→ Teks Kutipan:
# # # #
Poundsterling "Menggila", Naik Turun Tak Kira-Kira!

Putu Agus Pransuamitra, CNBC Indonesia
16 October 2019 20:26
Pergerakan lebih besar lagi dari poundsterling sudah diprediksi merespon hasil perundingan Brexit.
Foto: Ilustrasi koin Poundsterling (REUTERS / Dado Ruvic)
Jakarta, CNBC Indonesia - Mata uang poundsterling Inggris "menggila" melawan dolar Amerika Serikat (AS) dengan bergerak naik-turun secara signifikan dalam waktu singkat beberapa hari terakhir.

Kurang dari satu jam terakhir, mata uang negeri John Bull ini mencatat kenaikan 0,85% ke level tertinggi hari ini US$ 1,2611. Beberapa jam sebelumnya malah terjadi pergerakan yang lebih ekstrim, anjlok ke level terlemah hari ini US$ 1,2731, sebelum berbalik melesat naik 1% dalam waktu kurang dari satu jam.

Pergerakan tersebut dilihat dari data Refinitiv, dengan menggunakan time frame 1 jam. Pada pukul 20:06 WIB, poundsterling diperdagangkan di level US$ 1,2779, atau melemah 0,01% dibandingkan penutupan perdagangan Selasa kemarin. Dari titik terendah hingga tertinggi hari ini, poundsterling sudah bergerak 1,46%.
# # # #
Catatan anotasi tata letak
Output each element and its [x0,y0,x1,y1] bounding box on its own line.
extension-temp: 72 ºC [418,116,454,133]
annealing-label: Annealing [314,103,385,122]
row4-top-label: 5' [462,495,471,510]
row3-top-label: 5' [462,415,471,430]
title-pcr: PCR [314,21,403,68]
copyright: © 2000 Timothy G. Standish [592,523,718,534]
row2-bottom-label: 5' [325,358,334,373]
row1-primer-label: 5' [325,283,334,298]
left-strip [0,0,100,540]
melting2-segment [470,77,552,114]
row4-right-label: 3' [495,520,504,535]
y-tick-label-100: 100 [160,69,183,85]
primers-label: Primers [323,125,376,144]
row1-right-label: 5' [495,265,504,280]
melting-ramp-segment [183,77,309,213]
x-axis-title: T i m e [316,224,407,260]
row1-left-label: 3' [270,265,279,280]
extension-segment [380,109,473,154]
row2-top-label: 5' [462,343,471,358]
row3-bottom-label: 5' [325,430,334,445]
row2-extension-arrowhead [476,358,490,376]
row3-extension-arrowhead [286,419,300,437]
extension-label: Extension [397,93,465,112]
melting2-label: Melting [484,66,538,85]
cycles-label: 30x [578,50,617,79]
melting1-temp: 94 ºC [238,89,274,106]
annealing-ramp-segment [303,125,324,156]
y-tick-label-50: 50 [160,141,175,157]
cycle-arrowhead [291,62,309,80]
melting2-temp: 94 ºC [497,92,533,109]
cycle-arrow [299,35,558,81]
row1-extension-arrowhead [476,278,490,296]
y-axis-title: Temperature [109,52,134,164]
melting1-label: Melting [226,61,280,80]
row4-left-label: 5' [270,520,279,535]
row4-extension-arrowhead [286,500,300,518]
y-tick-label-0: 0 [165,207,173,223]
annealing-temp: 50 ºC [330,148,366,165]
# # # #
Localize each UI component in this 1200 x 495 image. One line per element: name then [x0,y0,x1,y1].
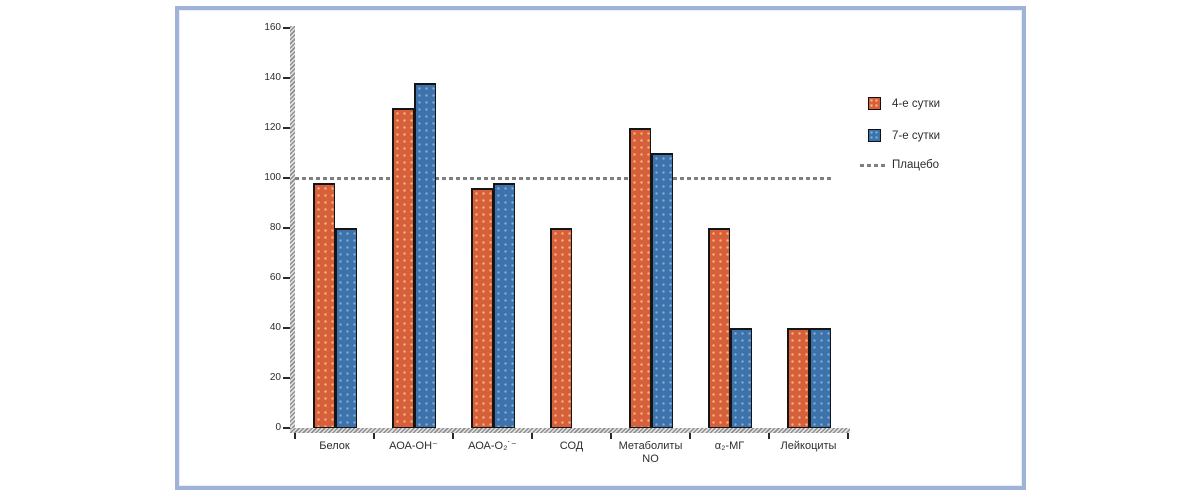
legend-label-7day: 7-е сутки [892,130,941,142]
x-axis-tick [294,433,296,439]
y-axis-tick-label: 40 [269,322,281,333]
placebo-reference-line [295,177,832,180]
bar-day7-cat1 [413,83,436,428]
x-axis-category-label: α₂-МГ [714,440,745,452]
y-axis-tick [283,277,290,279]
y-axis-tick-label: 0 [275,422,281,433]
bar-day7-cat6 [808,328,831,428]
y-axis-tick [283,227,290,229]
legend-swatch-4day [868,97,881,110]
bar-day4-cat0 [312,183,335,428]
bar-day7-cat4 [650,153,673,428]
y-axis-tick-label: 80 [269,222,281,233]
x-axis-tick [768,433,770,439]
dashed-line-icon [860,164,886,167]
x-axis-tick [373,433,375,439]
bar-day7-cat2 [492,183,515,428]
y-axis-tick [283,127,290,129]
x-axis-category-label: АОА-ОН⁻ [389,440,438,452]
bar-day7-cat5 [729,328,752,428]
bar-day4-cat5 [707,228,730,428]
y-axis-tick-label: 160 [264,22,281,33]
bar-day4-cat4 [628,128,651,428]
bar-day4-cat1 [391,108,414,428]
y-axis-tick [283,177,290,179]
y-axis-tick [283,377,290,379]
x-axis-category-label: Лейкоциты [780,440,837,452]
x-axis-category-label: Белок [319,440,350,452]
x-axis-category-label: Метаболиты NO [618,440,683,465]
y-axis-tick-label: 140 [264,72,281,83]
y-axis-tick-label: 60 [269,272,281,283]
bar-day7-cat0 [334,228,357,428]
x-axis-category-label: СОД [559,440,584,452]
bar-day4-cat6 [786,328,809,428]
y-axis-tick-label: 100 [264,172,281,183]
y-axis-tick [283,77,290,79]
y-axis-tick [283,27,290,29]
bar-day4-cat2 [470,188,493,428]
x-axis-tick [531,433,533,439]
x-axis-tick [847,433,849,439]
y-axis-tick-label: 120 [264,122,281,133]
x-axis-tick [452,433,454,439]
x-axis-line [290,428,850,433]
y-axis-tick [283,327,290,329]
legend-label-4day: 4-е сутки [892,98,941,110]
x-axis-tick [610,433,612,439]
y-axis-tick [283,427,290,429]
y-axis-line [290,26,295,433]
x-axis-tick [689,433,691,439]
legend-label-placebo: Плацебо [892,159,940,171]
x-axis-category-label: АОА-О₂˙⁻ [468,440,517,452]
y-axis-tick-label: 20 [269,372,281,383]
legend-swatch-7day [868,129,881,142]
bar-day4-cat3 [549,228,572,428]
# # # #
→ Daftar Tugas:
1 > Tuliskan kembali baris-baris entri mulai dari baris yang memuat "legend-label-7day: 7-е сутки" sampai baris yang memuat "y-axis-tick [283,127,290,129]", termasuk kedua baris tersebut.
2 > Lanjutkan artikel tentang pergerakan poundsterling terhadap dolar AS, dimulai setelah kalimat terakhirnya.
Teks dan entri di atas merupakan bahan yang terpisah satu sama lain.

→ Daftar Jawaban:
1 >
legend-label-7day: 7-е сутки [892,130,941,142]
x-axis-tick [294,433,296,439]
y-axis-tick-label: 40 [269,322,281,333]
placebo-reference-line [295,177,832,180]
bar-day7-cat1 [413,83,436,428]
x-axis-category-label: α₂-МГ [714,440,745,452]
y-axis-tick [283,277,290,279]
y-axis-tick-label: 0 [275,422,281,433]
bar-day7-cat6 [808,328,831,428]
y-axis-tick [283,227,290,229]
legend-swatch-4day [868,97,881,110]
bar-day4-cat0 [312,183,335,428]
bar-day7-cat4 [650,153,673,428]
y-axis-tick-label: 80 [269,222,281,233]
x-axis-tick [768,433,770,439]
dashed-line-icon [860,164,886,167]
x-axis-tick [373,433,375,439]
bar-day7-cat2 [492,183,515,428]
y-axis-tick [283,127,290,129]

2 >
Pergerakan poundsterling mulai menggila sejak Kamis (10/10/19) pekan lalu merespon kabar perundingan Brexit (keluarnya Inggris dari keanggotaan di Uni Eropa) antara pemerintah Inggris dengan Uni Eropa (UE). Sejak Kamis hingga Selasa kemarin, poundsterling sudah mencetak penguatan 4,87%.



Kesepakatan Brexit antara Inggris dengan Uni Eropa cukup terbuka di pekan ini. Hal tersebut diungkapkan oleh pimpinan negosiasi UE Michel Barnier.

"Tim kami sedang bekerja keras, pekerjaan dimulai lagi hari ini, perundingan ini sangat intens di akhir pekan lalu, juga kemarin, karena kesepakatan semakin sulit, semakin dan semakin sulit, tetapi terus terang, masih mungkin tercapai di pekan ini" kata Barnier sebagaimana dilansir CNBC International Selasa kemarin.

Perundingan Brexit mencapai babak final hari ini, kesepakatan diperlukan sebelum puncak pertemuan Uni Eropa 17 dan 18 Oktober. Deal yang tercapai hari ini harus mendapat persetujuan Uni Eropa, kemudian mendapat persetujuan Parlemen Inggris paling telat 19 Oktober.

Jika hingga 19 Oktober belum ada kesepakatan, maka Perdana Menteri Inggris, Boris Johnson secara legal harus mengajukan penundaan Brexit yang seharusnya terjadi pada 31 Oktober.

Namun, PM Johnson mengatakan ia ingin kesepakatan terjadi saat pertemuan Uni Eropa Kamis dan Jumat pekan ini agar Brexit bisa dieksekusi 31 Oktober. Jika kesepakatan tidak terjadi, Johnson akan membawa Inggris keluar dari Uni Eropa tanpa kesepakatan (hard Brexit), meski Parlemen Inggris sudah membuat undang-undang yang menghalangi itu.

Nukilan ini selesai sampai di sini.